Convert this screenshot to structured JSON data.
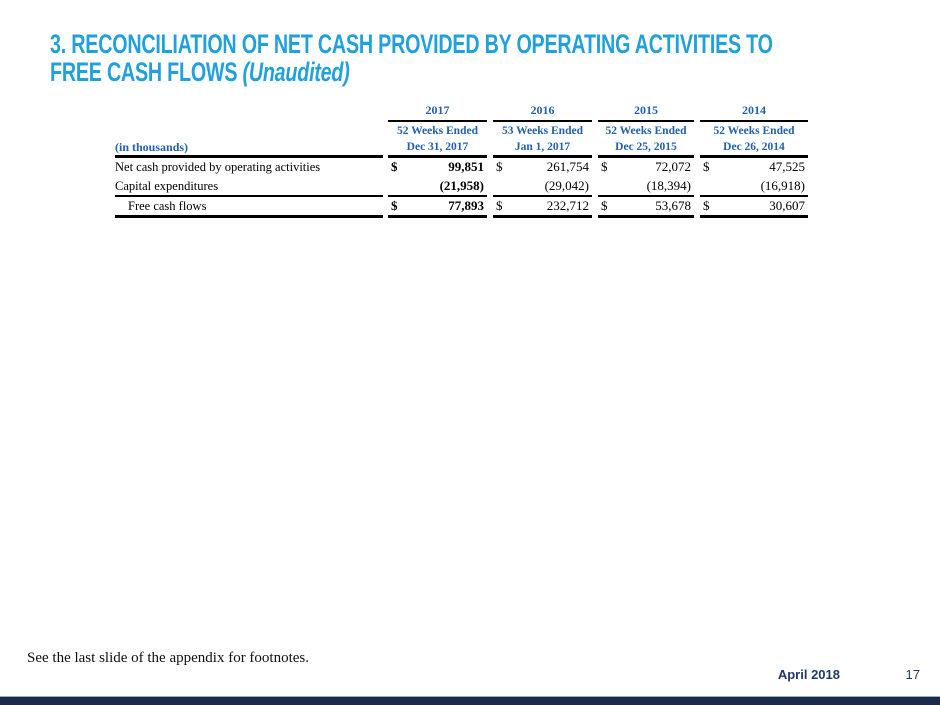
{
  "slide": {
    "title_line1": "3. RECONCILIATION OF NET CASH PROVIDED BY OPERATING ACTIVITIES TO",
    "title_line2_main": "FREE CASH FLOWS ",
    "title_line2_italic": "(Unaudited)",
    "footnote": "See the last slide of the appendix for footnotes.",
    "footer_date": "April 2018",
    "page_number": "17"
  },
  "colors": {
    "title_accent": "#20A1DC",
    "table_header_blue": "#2161AE",
    "footer_navy": "#203A66",
    "bottom_bar_navy": "#1B2B4A"
  },
  "table": {
    "corner_label": "(in thousands)",
    "currency_symbol": "$",
    "columns": [
      {
        "year": "2017",
        "weeks": "52 Weeks Ended",
        "date": "Dec 31, 2017"
      },
      {
        "year": "2016",
        "weeks": "53 Weeks Ended",
        "date": "Jan 1, 2017"
      },
      {
        "year": "2015",
        "weeks": "52 Weeks Ended",
        "date": "Dec 25, 2015"
      },
      {
        "year": "2014",
        "weeks": "52 Weeks Ended",
        "date": "Dec 26, 2014"
      }
    ],
    "rows": [
      {
        "label": "Net cash provided by operating activities",
        "values": [
          "99,851",
          "261,754",
          "72,072",
          "47,525"
        ]
      },
      {
        "label": "Capital expenditures",
        "values": [
          "(21,958)",
          "(29,042)",
          "(18,394)",
          "(16,918)"
        ]
      },
      {
        "label": "Free cash flows",
        "values": [
          "77,893",
          "232,712",
          "53,678",
          "30,607"
        ]
      }
    ]
  }
}
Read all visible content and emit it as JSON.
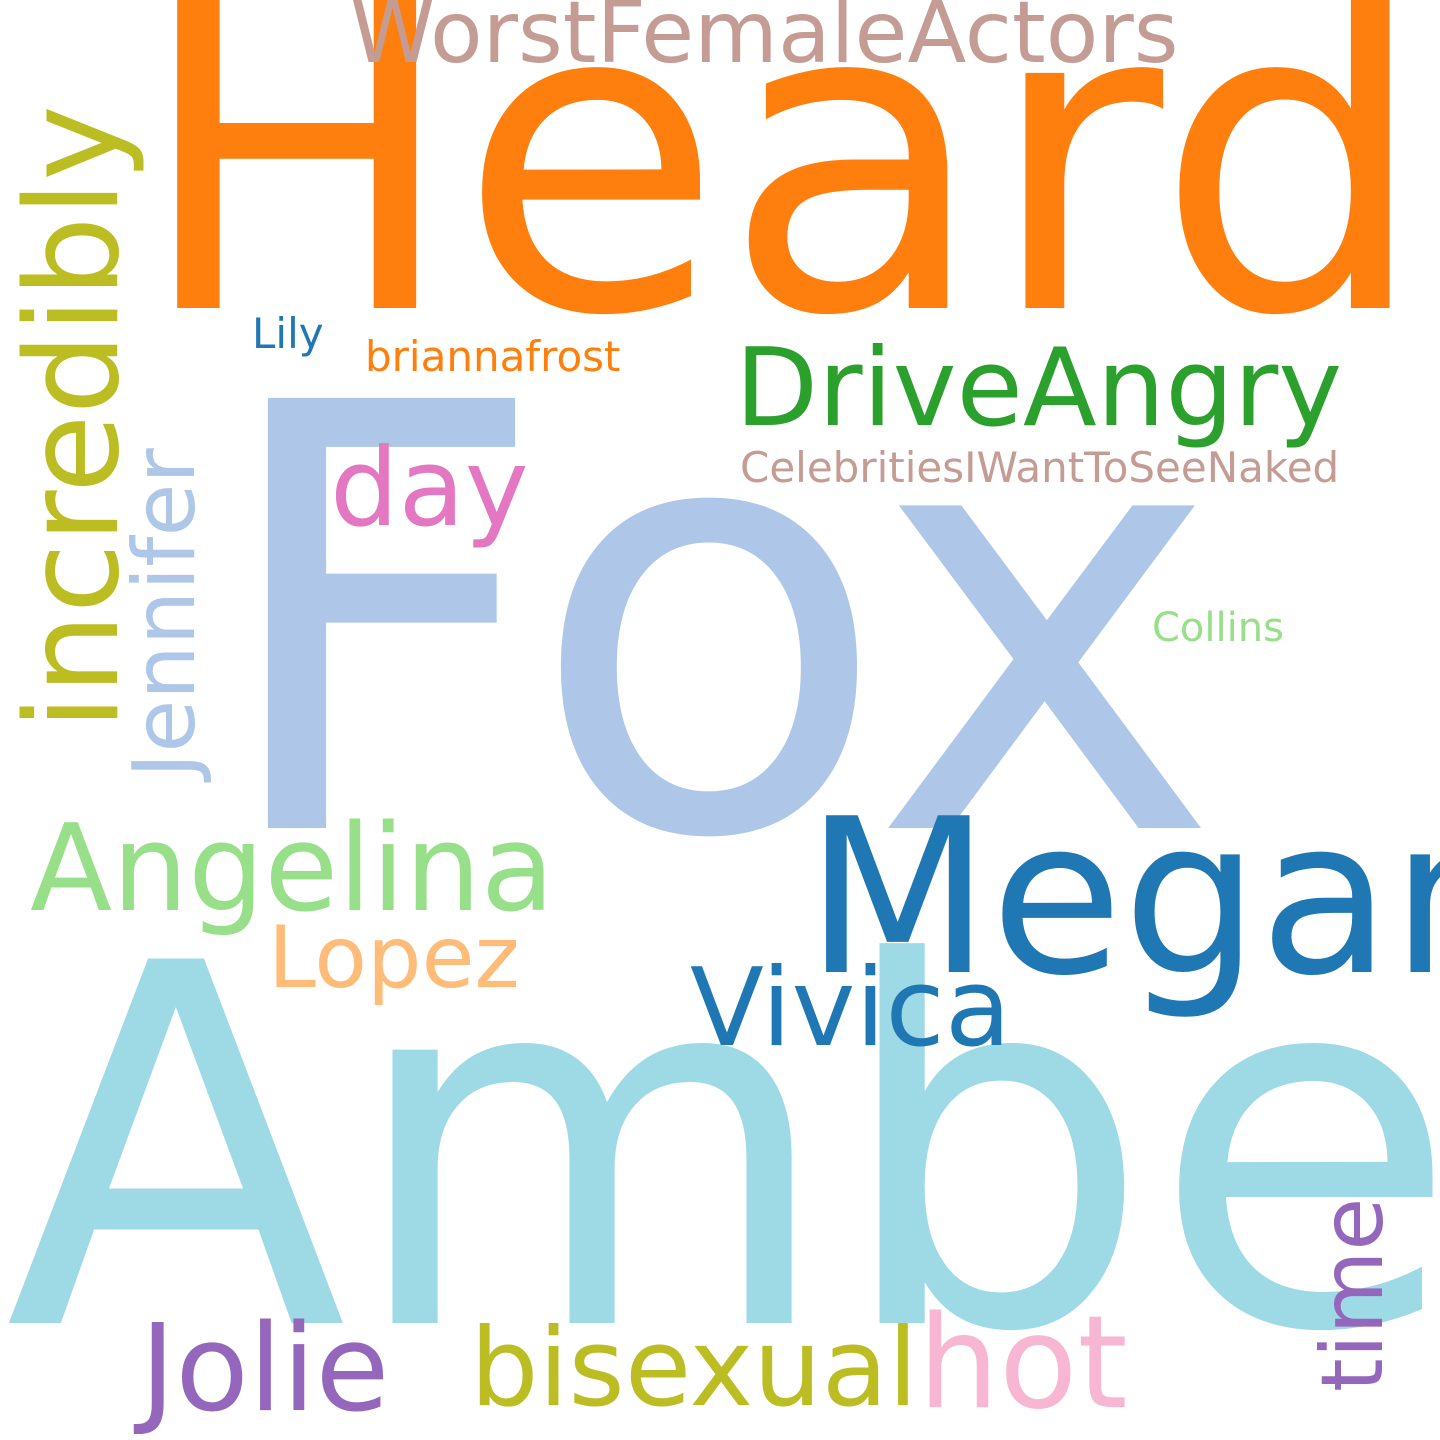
{
  "cloud": {
    "background": "#ffffff",
    "words": {
      "heard": {
        "text": "Heard",
        "color": "#ff7f0e",
        "orientation": "horizontal"
      },
      "worst": {
        "text": "WorstFemaleActors",
        "color": "#c49c94",
        "orientation": "horizontal"
      },
      "fox": {
        "text": "Fox",
        "color": "#aec7e8",
        "orientation": "horizontal"
      },
      "drive": {
        "text": "DriveAngry",
        "color": "#2ca02c",
        "orientation": "horizontal"
      },
      "lily": {
        "text": "Lily",
        "color": "#1f77b4",
        "orientation": "horizontal"
      },
      "brianna": {
        "text": "briannafrost",
        "color": "#ff7f0e",
        "orientation": "horizontal"
      },
      "day": {
        "text": "day",
        "color": "#e377c2",
        "orientation": "horizontal"
      },
      "celeb": {
        "text": "CelebritiesIWantToSeeNaked",
        "color": "#c49c94",
        "orientation": "horizontal"
      },
      "collins": {
        "text": "Collins",
        "color": "#98df8a",
        "orientation": "horizontal"
      },
      "incredibly": {
        "text": "incredibly",
        "color": "#bcbd22",
        "orientation": "vertical"
      },
      "jennifer": {
        "text": "Jennifer",
        "color": "#aec7e8",
        "orientation": "vertical"
      },
      "angelina": {
        "text": "Angelina",
        "color": "#98df8a",
        "orientation": "horizontal"
      },
      "megan": {
        "text": "Megan",
        "color": "#1f77b4",
        "orientation": "horizontal"
      },
      "lopez": {
        "text": "Lopez",
        "color": "#ffbb78",
        "orientation": "horizontal"
      },
      "vivica": {
        "text": "Vivica",
        "color": "#1f77b4",
        "orientation": "horizontal"
      },
      "amber": {
        "text": "Amber",
        "color": "#9edae5",
        "orientation": "horizontal"
      },
      "jolie": {
        "text": "Jolie",
        "color": "#9467bd",
        "orientation": "horizontal"
      },
      "bisexual": {
        "text": "bisexual",
        "color": "#bcbd22",
        "orientation": "horizontal"
      },
      "hot": {
        "text": "hot",
        "color": "#f7b6d2",
        "orientation": "horizontal"
      },
      "time": {
        "text": "time",
        "color": "#9467bd",
        "orientation": "vertical"
      }
    }
  }
}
—————
Repeat each entry exactly as it appears; skip any picture.

Convert this screenshot to structured JSON data.
{
  "slide": {
    "title_line1": "3. RECONCILIATION OF NET CASH PROVIDED BY OPERATING ACTIVITIES TO",
    "title_line2_main": "FREE CASH FLOWS ",
    "title_line2_italic": "(Unaudited)",
    "footnote": "See the last slide of the appendix for footnotes.",
    "footer_date": "April 2018",
    "page_number": "17"
  },
  "colors": {
    "title_accent": "#20A1DC",
    "table_header_blue": "#2161AE",
    "footer_navy": "#203A66",
    "bottom_bar_navy": "#1B2B4A"
  },
  "table": {
    "corner_label": "(in thousands)",
    "currency_symbol": "$",
    "columns": [
      {
        "year": "2017",
        "weeks": "52 Weeks Ended",
        "date": "Dec 31, 2017"
      },
      {
        "year": "2016",
        "weeks": "53 Weeks Ended",
        "date": "Jan 1, 2017"
      },
      {
        "year": "2015",
        "weeks": "52 Weeks Ended",
        "date": "Dec 25, 2015"
      },
      {
        "year": "2014",
        "weeks": "52 Weeks Ended",
        "date": "Dec 26, 2014"
      }
    ],
    "rows": [
      {
        "label": "Net cash provided by operating activities",
        "values": [
          "99,851",
          "261,754",
          "72,072",
          "47,525"
        ]
      },
      {
        "label": "Capital expenditures",
        "values": [
          "(21,958)",
          "(29,042)",
          "(18,394)",
          "(16,918)"
        ]
      },
      {
        "label": "Free cash flows",
        "values": [
          "77,893",
          "232,712",
          "53,678",
          "30,607"
        ]
      }
    ]
  }
}
Read all visible content and emit it as JSON.
{
  "cloud": {
    "background": "#ffffff",
    "words": {
      "heard": {
        "text": "Heard",
        "color": "#ff7f0e",
        "orientation": "horizontal"
      },
      "worst": {
        "text": "WorstFemaleActors",
        "color": "#c49c94",
        "orientation": "horizontal"
      },
      "fox": {
        "text": "Fox",
        "color": "#aec7e8",
        "orientation": "horizontal"
      },
      "drive": {
        "text": "DriveAngry",
        "color": "#2ca02c",
        "orientation": "horizontal"
      },
      "lily": {
        "text": "Lily",
        "color": "#1f77b4",
        "orientation": "horizontal"
      },
      "brianna": {
        "text": "briannafrost",
        "color": "#ff7f0e",
        "orientation": "horizontal"
      },
      "day": {
        "text": "day",
        "color": "#e377c2",
        "orientation": "horizontal"
      },
      "celeb": {
        "text": "CelebritiesIWantToSeeNaked",
        "color": "#c49c94",
        "orientation": "horizontal"
      },
      "collins": {
        "text": "Collins",
        "color": "#98df8a",
        "orientation": "horizontal"
      },
      "incredibly": {
        "text": "incredibly",
        "color": "#bcbd22",
        "orientation": "vertical"
      },
      "jennifer": {
        "text": "Jennifer",
        "color": "#aec7e8",
        "orientation": "vertical"
      },
      "angelina": {
        "text": "Angelina",
        "color": "#98df8a",
        "orientation": "horizontal"
      },
      "megan": {
        "text": "Megan",
        "color": "#1f77b4",
        "orientation": "horizontal"
      },
      "lopez": {
        "text": "Lopez",
        "color": "#ffbb78",
        "orientation": "horizontal"
      },
      "vivica": {
        "text": "Vivica",
        "color": "#1f77b4",
        "orientation": "horizontal"
      },
      "amber": {
        "text": "Amber",
        "color": "#9edae5",
        "orientation": "horizontal"
      },
      "jolie": {
        "text": "Jolie",
        "color": "#9467bd",
        "orientation": "horizontal"
      },
      "bisexual": {
        "text": "bisexual",
        "color": "#bcbd22",
        "orientation": "horizontal"
      },
      "hot": {
        "text": "hot",
        "color": "#f7b6d2",
        "orientation": "horizontal"
      },
      "time": {
        "text": "time",
        "color": "#9467bd",
        "orientation": "vertical"
      }
    }
  }
}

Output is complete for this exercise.